Locate each line holding the string "событие" and copy it.

◆ **DATASET**:
━━━━━━━━

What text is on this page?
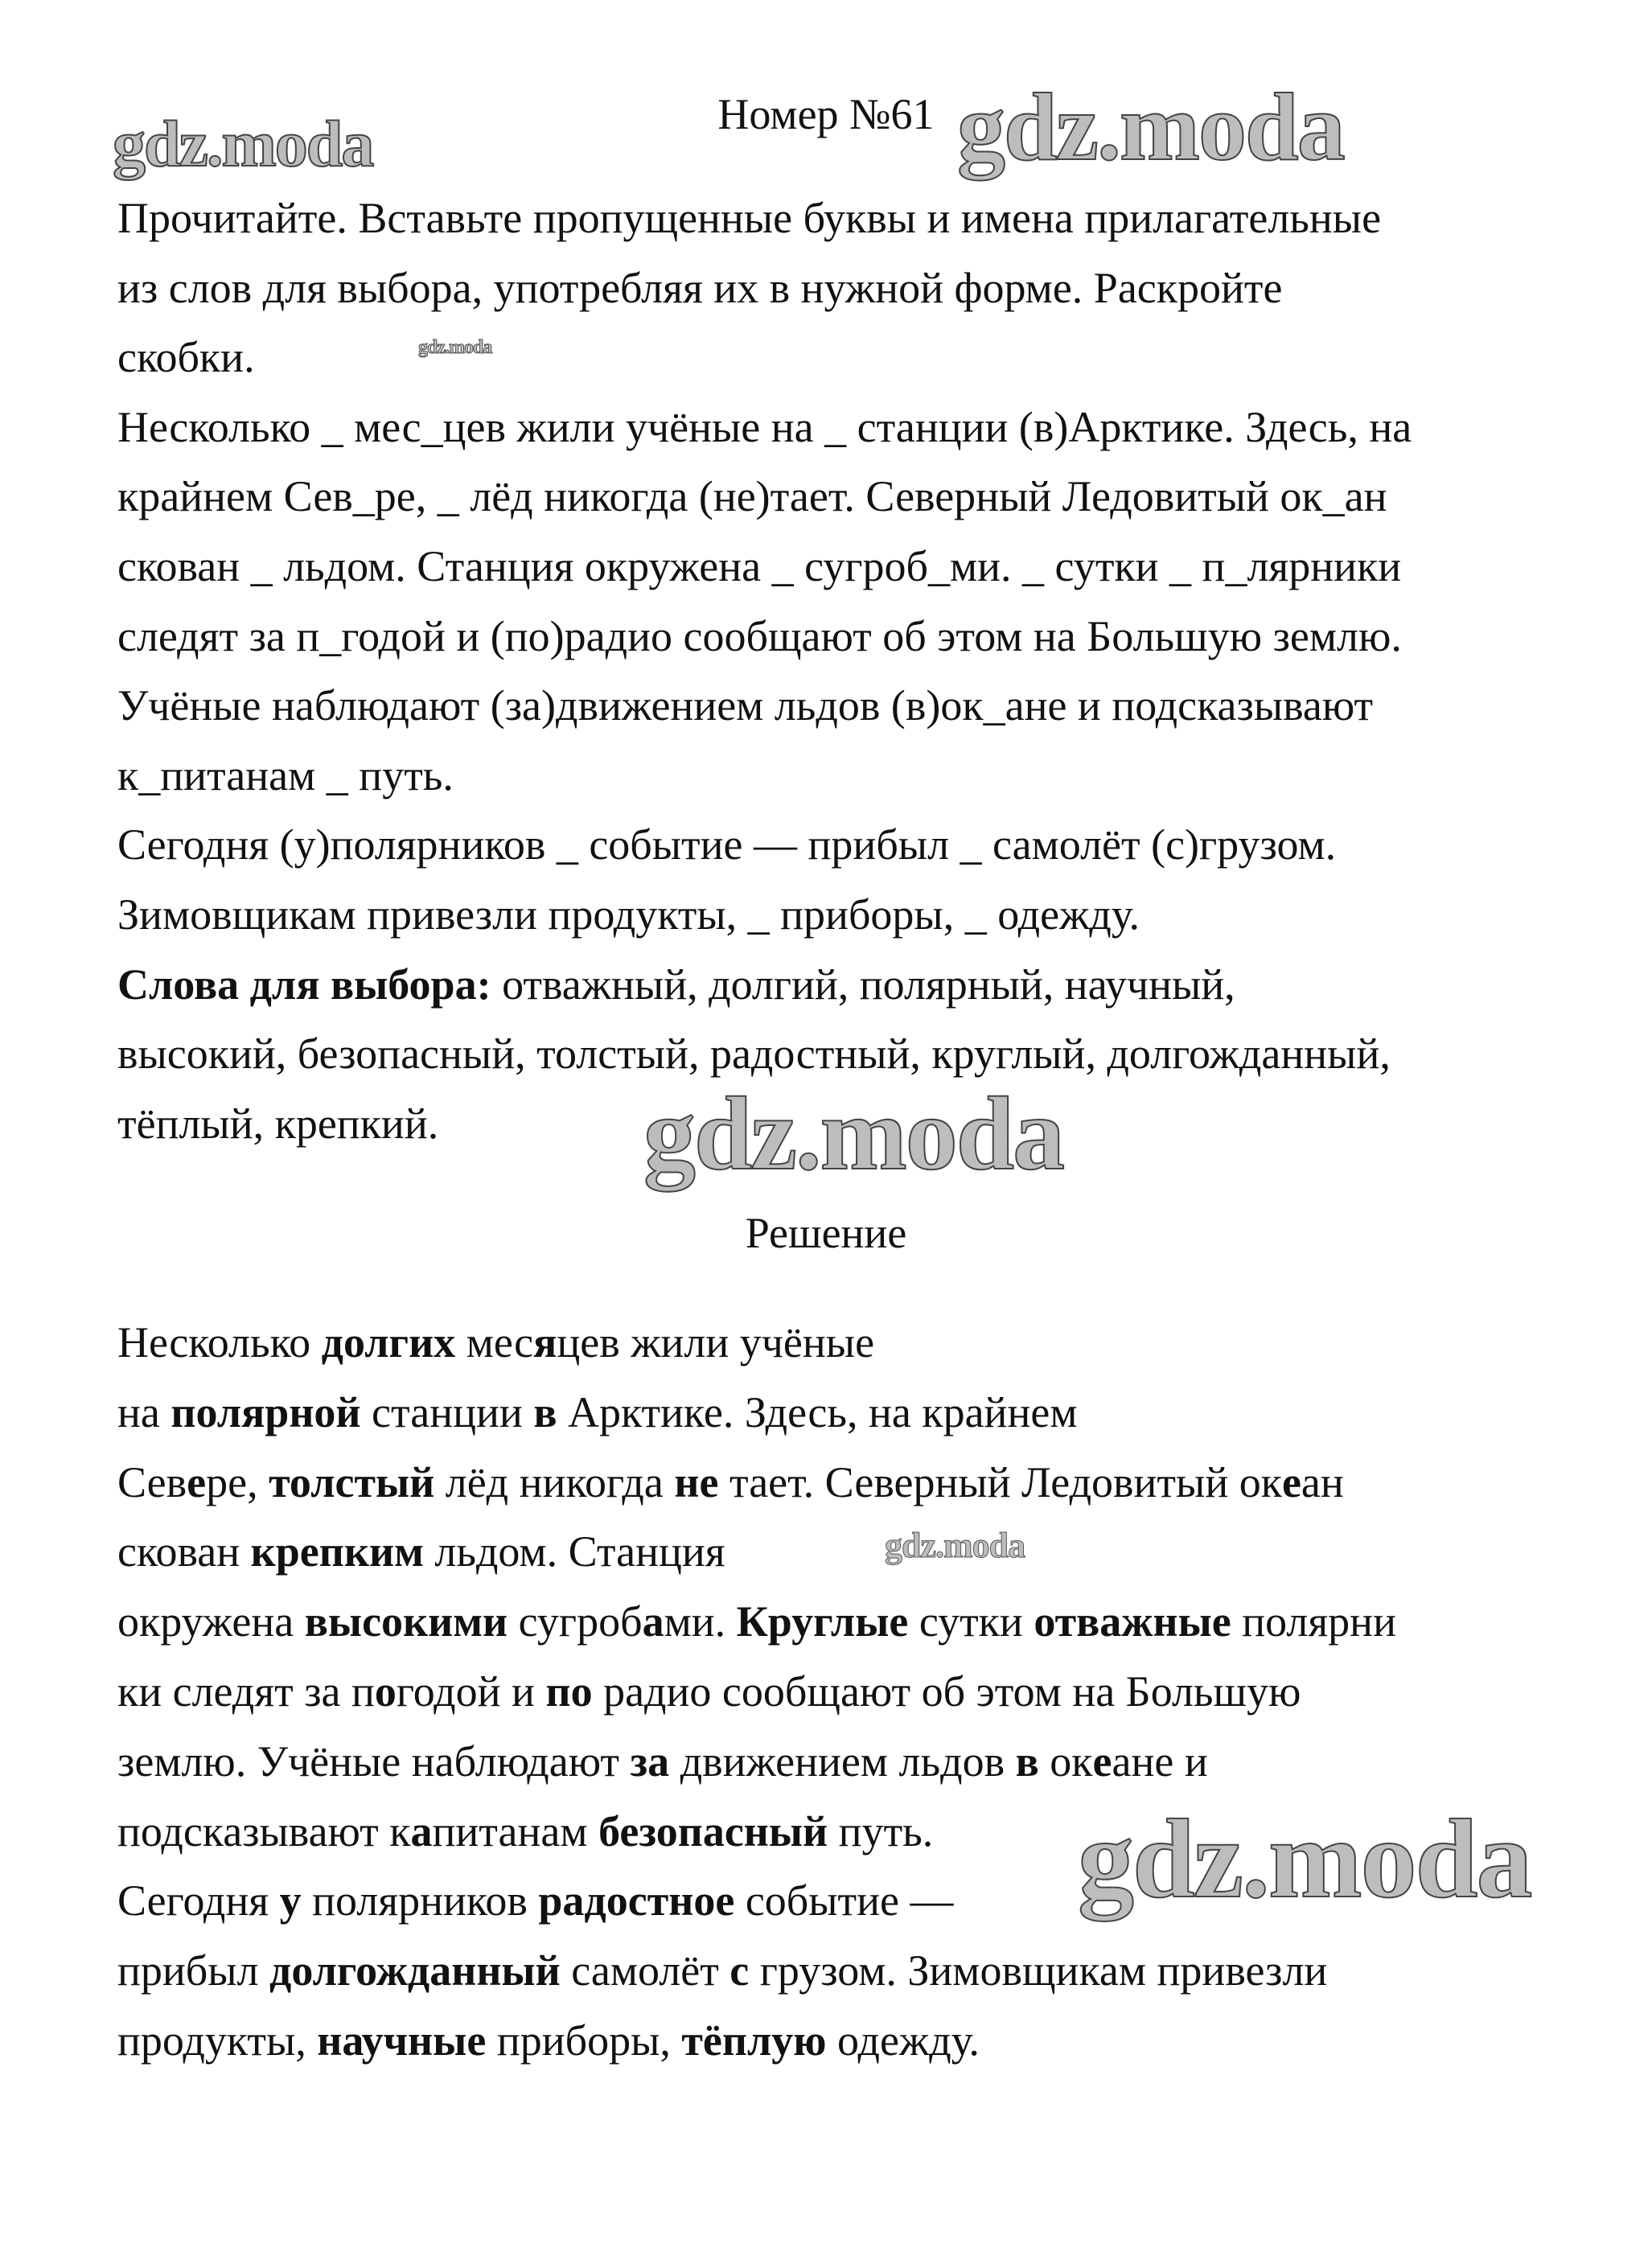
Номер №61
gdz.moda	gdz.moda
gdz.moda
gdz.moda
gdz.moda
gdz.moda
Прочитайте. Вставьте пропущенные буквы и имена прилагательные
из слов для выбора, употребляя их в нужной форме. Раскройте
скобки.
Несколько _ мес_цев жили учёные на _ станции (в)Арктике. Здесь, на
крайнем Сев_ре, _ лёд никогда (не)тает. Северный Ледовитый ок_ан
скован _ льдом. Станция окружена _ сугроб_ми. _ сутки _ п_лярники
следят за п_годой и (по)радио сообщают об этом на Большую землю.
Учёные наблюдают (за)движением льдов (в)ок_ане и подсказывают
к_питанам _ путь.
Сегодня (у)полярников _ событие — прибыл _ самолёт (с)грузом.
Зимовщикам привезли продукты, _ приборы, _ одежду.
Слова для выбора: отважный, долгий, полярный, научный,
высокий, безопасный, толстый, радостный, круглый, долгожданный,
тёплый, крепкий.
Решение
Несколько долгих месяцев жили учёные
на полярной станции в Арктике. Здесь, на крайнем
Севере, толстый лёд никогда не тает. Северный Ледовитый океан
скован крепким льдом. Станция
окружена высокими сугробами. Круглые сутки отважные полярни
ки следят за погодой и по радио сообщают об этом на Большую
землю. Учёные наблюдают за движением льдов в океане и
подсказывают капитанам безопасный путь.
Сегодня у полярников радостное событие —
прибыл долгожданный самолёт с грузом. Зимовщикам привезли
продукты, научные приборы, тёплую одежду.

━━━━━━━━

◆ **SOLUTION TO THE PROBLEM**:
Сегодня (у)полярников _ событие — прибыл _ самолёт (с)грузом.
Сегодня у полярников радостное событие —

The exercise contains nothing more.